**Material supplied:**
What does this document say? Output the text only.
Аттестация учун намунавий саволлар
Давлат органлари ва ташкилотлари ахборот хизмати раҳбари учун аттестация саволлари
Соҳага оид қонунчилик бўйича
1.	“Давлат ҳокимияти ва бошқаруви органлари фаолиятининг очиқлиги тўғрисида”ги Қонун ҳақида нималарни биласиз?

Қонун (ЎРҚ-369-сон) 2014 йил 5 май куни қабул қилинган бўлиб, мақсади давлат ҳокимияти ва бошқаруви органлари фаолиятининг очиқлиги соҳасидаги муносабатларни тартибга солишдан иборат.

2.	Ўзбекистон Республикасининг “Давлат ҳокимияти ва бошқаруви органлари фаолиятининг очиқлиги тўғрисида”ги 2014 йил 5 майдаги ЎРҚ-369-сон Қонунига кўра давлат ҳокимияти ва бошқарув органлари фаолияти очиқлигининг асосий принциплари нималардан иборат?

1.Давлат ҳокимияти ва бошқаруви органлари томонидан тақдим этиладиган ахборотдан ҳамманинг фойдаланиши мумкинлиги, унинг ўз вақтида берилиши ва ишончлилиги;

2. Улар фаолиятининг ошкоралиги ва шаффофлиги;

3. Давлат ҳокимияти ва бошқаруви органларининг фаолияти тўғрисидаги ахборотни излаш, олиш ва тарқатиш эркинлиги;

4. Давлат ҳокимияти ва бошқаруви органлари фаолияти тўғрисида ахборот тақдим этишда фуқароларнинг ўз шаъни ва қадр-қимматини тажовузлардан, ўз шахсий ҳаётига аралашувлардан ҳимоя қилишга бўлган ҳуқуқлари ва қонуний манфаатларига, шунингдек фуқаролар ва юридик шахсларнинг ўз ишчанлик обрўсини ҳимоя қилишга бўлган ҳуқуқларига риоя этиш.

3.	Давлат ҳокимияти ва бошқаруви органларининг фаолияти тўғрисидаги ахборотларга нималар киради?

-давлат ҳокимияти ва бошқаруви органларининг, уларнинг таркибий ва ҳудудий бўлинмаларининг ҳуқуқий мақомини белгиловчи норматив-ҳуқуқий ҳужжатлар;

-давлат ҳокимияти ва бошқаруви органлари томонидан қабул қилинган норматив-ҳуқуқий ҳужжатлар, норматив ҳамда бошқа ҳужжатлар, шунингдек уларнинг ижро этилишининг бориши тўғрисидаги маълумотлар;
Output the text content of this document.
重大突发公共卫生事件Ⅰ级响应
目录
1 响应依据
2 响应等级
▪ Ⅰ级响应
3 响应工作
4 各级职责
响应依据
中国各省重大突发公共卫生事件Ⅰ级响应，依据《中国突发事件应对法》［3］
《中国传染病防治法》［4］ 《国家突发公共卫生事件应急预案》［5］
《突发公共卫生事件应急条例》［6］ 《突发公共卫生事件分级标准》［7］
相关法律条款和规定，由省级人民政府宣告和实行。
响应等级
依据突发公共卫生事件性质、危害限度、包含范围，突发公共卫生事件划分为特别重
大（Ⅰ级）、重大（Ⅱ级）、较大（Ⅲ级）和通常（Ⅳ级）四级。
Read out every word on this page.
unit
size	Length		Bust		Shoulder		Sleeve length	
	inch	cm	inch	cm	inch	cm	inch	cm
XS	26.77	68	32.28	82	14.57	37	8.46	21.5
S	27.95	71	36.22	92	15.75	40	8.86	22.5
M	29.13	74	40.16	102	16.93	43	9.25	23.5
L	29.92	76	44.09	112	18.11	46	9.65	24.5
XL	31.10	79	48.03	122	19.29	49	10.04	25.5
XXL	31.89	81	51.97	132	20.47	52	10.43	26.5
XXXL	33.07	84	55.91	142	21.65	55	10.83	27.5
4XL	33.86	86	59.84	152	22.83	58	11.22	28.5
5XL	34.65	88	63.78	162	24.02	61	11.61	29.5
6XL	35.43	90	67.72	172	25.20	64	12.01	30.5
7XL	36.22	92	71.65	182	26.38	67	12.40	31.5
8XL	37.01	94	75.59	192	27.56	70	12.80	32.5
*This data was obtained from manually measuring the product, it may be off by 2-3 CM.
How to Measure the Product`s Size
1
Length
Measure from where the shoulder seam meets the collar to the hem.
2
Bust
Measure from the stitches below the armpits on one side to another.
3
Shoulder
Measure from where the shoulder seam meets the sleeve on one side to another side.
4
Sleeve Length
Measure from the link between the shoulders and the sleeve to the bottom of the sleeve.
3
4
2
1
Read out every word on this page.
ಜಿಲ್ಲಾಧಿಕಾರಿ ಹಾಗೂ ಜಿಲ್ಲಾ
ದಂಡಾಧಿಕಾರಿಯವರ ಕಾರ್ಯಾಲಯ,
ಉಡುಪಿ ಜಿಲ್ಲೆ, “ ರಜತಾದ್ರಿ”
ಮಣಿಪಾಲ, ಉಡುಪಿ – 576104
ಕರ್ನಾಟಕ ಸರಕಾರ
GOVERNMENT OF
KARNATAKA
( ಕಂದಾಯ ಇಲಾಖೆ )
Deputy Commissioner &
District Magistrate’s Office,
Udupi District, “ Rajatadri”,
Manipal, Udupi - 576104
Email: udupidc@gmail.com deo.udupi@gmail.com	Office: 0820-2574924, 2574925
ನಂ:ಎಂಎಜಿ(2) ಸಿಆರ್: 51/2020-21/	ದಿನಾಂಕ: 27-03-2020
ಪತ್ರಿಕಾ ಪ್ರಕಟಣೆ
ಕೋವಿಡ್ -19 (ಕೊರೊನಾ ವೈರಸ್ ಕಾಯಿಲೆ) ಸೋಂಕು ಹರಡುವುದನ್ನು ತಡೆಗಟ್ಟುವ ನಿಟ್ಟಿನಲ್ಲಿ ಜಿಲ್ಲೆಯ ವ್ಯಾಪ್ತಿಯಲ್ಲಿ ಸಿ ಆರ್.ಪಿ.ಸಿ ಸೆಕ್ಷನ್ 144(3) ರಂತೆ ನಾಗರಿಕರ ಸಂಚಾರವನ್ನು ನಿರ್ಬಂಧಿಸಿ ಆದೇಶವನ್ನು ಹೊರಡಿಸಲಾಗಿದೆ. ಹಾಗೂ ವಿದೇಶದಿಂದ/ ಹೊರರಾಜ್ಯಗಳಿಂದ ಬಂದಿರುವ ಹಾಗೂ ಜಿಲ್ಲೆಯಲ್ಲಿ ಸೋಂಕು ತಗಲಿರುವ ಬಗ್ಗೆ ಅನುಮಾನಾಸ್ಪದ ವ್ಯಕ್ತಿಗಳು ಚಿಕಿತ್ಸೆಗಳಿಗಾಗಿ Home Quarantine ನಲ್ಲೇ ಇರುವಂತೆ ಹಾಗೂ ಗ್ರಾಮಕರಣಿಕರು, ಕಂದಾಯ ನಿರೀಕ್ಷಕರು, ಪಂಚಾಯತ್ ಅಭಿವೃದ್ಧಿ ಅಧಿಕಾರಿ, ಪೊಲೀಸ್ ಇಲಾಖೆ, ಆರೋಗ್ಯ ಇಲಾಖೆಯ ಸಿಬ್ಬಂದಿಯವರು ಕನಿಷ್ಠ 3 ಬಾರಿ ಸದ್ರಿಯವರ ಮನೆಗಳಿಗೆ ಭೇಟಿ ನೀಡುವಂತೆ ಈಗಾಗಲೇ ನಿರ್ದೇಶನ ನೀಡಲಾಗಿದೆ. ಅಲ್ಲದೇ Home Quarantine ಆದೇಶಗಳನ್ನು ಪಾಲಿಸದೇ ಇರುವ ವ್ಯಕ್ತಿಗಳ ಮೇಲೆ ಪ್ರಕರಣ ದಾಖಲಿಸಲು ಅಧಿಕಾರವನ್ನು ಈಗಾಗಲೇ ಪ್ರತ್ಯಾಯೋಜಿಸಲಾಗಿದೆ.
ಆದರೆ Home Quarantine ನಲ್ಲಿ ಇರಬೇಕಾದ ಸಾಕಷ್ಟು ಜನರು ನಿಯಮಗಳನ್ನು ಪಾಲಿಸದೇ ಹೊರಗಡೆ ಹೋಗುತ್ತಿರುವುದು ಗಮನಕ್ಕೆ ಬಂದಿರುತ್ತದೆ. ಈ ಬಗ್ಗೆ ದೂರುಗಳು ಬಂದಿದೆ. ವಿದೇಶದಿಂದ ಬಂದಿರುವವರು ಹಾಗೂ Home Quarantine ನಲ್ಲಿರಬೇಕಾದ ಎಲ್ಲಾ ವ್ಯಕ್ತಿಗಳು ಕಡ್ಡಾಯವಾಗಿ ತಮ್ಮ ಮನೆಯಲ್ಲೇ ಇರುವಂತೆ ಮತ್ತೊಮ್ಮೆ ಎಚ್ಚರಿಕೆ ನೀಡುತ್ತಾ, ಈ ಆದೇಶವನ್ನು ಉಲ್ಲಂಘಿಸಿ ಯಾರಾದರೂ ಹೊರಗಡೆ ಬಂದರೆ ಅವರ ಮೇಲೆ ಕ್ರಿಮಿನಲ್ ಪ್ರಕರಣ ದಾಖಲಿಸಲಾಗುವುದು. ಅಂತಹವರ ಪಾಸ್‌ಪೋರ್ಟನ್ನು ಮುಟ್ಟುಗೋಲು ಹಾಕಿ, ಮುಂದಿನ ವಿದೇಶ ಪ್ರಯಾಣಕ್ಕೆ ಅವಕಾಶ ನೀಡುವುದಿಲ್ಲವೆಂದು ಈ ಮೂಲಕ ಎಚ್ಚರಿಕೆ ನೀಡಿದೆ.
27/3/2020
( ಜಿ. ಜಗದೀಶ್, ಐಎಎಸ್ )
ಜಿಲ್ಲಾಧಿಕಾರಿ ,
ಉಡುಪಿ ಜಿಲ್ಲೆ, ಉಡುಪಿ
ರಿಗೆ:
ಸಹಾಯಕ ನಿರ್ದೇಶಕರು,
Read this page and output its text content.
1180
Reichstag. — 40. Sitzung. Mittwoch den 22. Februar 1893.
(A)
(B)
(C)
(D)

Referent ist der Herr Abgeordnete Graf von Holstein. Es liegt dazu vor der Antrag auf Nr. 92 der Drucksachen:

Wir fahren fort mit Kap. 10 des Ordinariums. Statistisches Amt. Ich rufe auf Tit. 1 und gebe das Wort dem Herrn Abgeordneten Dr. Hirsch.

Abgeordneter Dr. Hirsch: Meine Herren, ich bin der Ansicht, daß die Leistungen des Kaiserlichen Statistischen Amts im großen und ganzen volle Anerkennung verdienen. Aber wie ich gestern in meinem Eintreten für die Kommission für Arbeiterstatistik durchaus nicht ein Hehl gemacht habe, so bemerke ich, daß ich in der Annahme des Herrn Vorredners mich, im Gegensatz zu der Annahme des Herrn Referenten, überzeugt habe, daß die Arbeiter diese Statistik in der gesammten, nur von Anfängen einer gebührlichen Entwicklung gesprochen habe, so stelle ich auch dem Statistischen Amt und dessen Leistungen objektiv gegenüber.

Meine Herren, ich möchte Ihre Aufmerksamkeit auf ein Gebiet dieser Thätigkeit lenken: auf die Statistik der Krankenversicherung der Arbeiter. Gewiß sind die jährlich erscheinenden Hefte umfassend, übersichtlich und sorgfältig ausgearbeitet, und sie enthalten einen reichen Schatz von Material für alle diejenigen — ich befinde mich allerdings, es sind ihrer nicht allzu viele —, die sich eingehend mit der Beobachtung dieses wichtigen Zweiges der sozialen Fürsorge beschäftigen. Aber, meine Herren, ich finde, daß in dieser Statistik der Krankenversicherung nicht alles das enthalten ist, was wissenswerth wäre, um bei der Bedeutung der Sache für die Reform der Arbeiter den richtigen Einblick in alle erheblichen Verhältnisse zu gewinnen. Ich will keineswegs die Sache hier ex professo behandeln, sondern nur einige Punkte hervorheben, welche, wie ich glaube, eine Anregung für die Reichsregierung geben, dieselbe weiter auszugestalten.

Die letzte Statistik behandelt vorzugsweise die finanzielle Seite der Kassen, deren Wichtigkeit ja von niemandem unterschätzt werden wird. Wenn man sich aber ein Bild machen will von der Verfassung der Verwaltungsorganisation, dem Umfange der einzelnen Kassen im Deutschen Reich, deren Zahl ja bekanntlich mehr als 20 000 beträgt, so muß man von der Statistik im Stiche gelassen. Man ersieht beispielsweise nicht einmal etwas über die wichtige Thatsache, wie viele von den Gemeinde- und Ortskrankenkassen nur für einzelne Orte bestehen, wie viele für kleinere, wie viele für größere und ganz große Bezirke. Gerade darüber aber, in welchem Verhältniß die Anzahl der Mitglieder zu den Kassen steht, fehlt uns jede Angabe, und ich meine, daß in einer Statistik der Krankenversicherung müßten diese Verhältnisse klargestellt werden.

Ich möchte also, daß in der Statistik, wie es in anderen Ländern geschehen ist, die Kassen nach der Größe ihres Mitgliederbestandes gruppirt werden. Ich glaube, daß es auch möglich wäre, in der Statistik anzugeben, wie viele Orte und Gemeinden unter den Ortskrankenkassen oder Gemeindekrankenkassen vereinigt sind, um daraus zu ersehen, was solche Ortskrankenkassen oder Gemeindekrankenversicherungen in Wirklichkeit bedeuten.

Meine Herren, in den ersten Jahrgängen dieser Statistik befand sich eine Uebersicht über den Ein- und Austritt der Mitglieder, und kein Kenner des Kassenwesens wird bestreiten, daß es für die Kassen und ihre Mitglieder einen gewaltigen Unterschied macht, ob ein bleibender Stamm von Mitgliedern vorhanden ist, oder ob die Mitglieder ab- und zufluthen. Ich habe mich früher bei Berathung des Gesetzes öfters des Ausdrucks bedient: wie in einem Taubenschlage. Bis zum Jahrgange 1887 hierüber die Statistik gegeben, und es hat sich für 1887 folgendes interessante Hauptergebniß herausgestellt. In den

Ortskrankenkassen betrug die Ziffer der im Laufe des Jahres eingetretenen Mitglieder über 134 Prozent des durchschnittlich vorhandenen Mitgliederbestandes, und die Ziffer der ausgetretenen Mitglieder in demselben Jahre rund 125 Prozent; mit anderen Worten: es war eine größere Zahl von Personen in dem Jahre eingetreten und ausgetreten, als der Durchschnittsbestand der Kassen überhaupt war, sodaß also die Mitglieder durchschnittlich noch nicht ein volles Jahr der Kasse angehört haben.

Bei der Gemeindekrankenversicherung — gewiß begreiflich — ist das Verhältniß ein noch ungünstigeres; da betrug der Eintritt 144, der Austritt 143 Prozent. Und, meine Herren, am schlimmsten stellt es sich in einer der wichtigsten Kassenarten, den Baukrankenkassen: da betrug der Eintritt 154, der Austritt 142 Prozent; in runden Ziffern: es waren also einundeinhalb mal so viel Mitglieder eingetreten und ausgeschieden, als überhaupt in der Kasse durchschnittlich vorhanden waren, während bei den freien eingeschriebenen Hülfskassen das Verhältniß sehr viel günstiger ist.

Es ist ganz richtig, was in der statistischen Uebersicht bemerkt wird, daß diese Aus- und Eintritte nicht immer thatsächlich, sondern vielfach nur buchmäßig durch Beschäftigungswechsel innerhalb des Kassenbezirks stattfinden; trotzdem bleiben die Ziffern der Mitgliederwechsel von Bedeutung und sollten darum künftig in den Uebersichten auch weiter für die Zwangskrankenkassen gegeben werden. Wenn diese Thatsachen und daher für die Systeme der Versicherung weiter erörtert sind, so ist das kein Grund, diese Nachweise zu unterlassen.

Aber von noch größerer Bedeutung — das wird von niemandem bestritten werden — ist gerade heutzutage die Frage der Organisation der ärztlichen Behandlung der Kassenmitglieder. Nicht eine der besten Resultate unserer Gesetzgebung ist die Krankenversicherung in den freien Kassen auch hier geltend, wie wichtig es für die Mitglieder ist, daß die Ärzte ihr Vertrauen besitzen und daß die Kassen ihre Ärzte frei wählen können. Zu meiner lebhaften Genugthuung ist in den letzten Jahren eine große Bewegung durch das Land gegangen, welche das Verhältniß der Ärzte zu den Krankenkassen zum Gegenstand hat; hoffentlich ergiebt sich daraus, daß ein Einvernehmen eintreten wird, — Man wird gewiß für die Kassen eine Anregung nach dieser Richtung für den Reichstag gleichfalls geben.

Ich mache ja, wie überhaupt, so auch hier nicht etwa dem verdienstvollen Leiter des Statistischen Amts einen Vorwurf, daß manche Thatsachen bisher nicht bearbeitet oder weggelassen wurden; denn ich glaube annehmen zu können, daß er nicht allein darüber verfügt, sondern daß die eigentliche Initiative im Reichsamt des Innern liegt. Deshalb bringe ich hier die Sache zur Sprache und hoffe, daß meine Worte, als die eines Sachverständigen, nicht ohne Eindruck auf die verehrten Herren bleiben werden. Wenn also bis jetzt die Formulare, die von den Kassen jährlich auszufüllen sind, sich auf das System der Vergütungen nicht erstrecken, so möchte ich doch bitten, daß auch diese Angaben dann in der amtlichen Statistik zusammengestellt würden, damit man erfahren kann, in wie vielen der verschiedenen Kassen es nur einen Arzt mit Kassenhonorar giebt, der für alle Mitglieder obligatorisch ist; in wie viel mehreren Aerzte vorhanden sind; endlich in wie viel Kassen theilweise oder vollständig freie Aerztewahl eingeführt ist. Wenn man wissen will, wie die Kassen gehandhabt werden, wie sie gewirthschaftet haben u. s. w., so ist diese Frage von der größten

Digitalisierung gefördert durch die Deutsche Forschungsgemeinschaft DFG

**Task:** Report back each line of the entries that holds the string "anderen".

**Task response:**
Ich möchte also, daß in der Statistik, wie es in anderen Ländern geschehen ist, die Kassen nach der Größe ihres Mitgliederbestandes gruppirt werden. Ich glaube, daß es auch möglich wäre, in der Statistik anzugeben, wie viele Orte und Gemeinden unter den Ortskrankenkassen oder Gemeindekrankenkassen vereinigt sind, um daraus zu ersehen, was solche Ortskrankenkassen oder Gemeindekrankenversicherungen in Wirklichkeit bedeuten.
Ortskrankenkassen betrug die Ziffer der im Laufe des Jahres eingetretenen Mitglieder über 134 Prozent des durchschnittlich vorhandenen Mitgliederbestandes, und die Ziffer der ausgetretenen Mitglieder in demselben Jahre rund 125 Prozent; mit anderen Worten: es war eine größere Zahl von Personen in dem Jahre eingetreten und ausgetreten, als der Durchschnittsbestand der Kassen überhaupt war, sodaß also die Mitglieder durchschnittlich noch nicht ein volles Jahr der Kasse angehört haben.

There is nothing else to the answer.